Data supplied:
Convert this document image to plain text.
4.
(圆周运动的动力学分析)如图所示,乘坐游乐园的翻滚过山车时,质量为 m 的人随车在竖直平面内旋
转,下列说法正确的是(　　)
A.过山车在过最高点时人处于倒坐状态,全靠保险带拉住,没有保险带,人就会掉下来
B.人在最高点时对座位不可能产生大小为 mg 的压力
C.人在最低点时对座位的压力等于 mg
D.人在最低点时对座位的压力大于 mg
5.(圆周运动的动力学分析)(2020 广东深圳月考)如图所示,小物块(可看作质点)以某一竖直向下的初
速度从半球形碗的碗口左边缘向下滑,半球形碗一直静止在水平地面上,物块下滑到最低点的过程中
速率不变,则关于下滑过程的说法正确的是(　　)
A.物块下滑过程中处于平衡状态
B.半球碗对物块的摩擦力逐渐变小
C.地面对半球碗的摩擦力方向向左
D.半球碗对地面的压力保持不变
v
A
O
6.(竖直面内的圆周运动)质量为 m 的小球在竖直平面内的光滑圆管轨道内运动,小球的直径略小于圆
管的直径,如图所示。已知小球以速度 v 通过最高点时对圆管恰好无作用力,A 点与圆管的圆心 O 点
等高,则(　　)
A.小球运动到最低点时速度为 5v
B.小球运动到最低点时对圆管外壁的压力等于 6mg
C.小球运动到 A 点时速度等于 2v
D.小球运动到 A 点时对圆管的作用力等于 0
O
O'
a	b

Set task:
All records above must be set down exactly, please.

Answer to the problem:
Convert this document image to plain text.
4.
(圆周运动的动力学分析)如图所示,乘坐游乐园的翻滚过山车时,质量为 m 的人随车在竖直平面内旋
转,下列说法正确的是(　　)
A.过山车在过最高点时人处于倒坐状态,全靠保险带拉住,没有保险带,人就会掉下来
B.人在最高点时对座位不可能产生大小为 mg 的压力
C.人在最低点时对座位的压力等于 mg
D.人在最低点时对座位的压力大于 mg
5.(圆周运动的动力学分析)(2020 广东深圳月考)如图所示,小物块(可看作质点)以某一竖直向下的初
速度从半球形碗的碗口左边缘向下滑,半球形碗一直静止在水平地面上,物块下滑到最低点的过程中
速率不变,则关于下滑过程的说法正确的是(　　)
A.物块下滑过程中处于平衡状态
B.半球碗对物块的摩擦力逐渐变小
C.地面对半球碗的摩擦力方向向左
D.半球碗对地面的压力保持不变
v
A
O
6.(竖直面内的圆周运动)质量为 m 的小球在竖直平面内的光滑圆管轨道内运动,小球的直径略小于圆
管的直径,如图所示。已知小球以速度 v 通过最高点时对圆管恰好无作用力,A 点与圆管的圆心 O 点
等高,则(　　)
A.小球运动到最低点时速度为 5v
B.小球运动到最低点时对圆管外壁的压力等于 6mg
C.小球运动到 A 点时速度等于 2v
D.小球运动到 A 点时对圆管的作用力等于 0
O
O'
a	b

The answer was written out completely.